Your task. Pick out each line containing the string "JSON" and copy it.

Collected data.

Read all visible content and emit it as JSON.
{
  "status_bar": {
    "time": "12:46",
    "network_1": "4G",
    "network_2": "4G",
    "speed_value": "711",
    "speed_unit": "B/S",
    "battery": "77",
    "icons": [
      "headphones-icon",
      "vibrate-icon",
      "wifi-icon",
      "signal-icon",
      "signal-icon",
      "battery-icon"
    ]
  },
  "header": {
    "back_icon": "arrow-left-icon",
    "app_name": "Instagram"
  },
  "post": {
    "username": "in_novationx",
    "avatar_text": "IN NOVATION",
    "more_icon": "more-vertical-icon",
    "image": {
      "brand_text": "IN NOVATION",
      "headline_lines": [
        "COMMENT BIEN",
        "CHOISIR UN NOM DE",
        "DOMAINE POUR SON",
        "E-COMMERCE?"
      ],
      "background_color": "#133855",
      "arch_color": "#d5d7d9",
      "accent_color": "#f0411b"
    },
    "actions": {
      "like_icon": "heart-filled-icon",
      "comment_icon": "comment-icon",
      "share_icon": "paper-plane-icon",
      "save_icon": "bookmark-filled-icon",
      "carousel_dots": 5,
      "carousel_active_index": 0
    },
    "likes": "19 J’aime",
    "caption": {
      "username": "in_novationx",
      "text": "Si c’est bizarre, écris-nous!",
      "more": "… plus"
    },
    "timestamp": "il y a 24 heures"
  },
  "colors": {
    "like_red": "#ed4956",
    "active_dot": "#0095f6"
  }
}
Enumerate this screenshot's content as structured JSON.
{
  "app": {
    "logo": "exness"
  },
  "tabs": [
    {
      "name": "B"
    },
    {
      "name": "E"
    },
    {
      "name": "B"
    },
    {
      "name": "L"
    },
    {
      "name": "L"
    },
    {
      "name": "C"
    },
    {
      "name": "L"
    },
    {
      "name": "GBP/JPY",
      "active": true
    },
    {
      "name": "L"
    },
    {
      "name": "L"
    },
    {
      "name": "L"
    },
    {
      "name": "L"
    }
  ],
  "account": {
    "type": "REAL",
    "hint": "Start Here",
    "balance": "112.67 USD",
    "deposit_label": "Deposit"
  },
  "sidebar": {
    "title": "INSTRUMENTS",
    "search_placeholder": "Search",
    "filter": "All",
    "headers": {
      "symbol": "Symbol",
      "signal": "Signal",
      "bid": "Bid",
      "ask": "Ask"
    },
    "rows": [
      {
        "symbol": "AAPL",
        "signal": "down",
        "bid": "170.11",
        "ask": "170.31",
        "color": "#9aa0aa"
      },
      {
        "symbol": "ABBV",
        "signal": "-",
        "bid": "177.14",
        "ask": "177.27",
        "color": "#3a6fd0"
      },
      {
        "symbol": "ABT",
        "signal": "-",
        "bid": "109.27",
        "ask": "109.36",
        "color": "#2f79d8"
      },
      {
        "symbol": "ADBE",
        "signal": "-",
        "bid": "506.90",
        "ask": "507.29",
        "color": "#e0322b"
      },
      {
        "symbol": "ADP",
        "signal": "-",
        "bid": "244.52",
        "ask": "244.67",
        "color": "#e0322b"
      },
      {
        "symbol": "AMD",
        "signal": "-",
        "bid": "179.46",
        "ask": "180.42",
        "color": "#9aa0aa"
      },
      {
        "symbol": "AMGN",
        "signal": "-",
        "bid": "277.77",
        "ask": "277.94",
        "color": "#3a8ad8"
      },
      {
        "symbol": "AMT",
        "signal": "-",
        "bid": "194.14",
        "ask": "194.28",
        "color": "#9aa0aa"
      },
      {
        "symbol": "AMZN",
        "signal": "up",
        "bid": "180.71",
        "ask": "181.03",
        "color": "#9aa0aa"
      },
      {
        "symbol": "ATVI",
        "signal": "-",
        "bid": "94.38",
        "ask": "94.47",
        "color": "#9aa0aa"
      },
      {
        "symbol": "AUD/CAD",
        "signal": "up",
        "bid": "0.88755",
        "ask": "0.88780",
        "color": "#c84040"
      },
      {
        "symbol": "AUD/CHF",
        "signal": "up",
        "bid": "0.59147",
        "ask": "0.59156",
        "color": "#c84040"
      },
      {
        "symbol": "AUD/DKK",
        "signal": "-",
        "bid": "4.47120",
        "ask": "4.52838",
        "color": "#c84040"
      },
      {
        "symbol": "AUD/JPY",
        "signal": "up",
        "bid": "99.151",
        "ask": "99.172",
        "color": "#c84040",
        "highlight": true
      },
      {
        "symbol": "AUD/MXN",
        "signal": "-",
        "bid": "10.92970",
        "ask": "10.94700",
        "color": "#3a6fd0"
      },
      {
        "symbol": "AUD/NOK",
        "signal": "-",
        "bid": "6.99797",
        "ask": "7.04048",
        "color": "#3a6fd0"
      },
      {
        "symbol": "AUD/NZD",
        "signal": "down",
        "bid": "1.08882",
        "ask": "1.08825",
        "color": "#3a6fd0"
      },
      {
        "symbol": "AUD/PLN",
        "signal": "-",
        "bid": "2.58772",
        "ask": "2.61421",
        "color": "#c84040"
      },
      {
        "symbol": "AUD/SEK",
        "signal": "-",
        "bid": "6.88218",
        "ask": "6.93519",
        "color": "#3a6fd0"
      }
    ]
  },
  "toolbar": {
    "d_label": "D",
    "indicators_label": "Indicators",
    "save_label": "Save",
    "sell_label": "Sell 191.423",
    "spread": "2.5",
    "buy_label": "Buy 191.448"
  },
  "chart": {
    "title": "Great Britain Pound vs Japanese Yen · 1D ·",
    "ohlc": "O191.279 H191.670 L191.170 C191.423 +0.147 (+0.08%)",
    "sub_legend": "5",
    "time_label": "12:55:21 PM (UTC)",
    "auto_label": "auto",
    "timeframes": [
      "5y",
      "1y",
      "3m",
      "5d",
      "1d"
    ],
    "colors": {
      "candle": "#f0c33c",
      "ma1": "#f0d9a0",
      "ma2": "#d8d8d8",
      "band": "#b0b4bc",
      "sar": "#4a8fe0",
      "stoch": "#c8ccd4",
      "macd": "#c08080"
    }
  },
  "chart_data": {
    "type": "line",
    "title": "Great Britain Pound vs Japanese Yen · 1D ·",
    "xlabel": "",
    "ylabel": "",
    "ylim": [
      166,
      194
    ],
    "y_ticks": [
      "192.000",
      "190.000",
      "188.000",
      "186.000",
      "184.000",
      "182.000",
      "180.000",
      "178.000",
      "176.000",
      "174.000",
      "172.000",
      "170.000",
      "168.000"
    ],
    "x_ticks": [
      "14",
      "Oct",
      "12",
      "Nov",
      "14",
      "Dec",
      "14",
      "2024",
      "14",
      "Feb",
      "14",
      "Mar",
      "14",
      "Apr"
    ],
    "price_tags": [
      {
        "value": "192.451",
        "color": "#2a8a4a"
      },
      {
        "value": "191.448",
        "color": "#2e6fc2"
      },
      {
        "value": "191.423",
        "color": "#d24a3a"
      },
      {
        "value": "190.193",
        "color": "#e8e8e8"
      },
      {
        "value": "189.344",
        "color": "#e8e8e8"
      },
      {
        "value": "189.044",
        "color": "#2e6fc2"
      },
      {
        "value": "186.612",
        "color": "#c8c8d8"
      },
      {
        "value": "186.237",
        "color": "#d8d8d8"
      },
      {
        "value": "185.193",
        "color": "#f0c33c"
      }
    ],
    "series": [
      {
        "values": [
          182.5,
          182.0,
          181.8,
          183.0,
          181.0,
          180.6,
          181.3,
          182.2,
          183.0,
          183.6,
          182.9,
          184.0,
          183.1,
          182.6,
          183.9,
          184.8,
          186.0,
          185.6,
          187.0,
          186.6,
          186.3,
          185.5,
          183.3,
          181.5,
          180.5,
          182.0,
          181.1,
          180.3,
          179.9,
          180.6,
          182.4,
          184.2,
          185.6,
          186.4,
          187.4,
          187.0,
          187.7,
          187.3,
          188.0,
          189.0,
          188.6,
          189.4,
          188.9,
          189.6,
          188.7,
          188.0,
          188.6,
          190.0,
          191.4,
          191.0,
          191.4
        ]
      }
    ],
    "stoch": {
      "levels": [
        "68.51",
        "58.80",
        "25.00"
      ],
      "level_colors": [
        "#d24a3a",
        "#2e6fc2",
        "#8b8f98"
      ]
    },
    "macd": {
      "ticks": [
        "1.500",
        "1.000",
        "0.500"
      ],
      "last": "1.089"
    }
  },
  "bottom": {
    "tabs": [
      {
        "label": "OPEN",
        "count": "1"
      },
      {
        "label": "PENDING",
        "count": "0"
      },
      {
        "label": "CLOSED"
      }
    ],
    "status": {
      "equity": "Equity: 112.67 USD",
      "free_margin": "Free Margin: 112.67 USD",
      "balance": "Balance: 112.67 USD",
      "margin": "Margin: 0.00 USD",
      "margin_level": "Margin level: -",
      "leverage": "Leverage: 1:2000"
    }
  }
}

Finished task.
Read all visible content and emit it as JSON.
Enumerate this screenshot's content as structured JSON.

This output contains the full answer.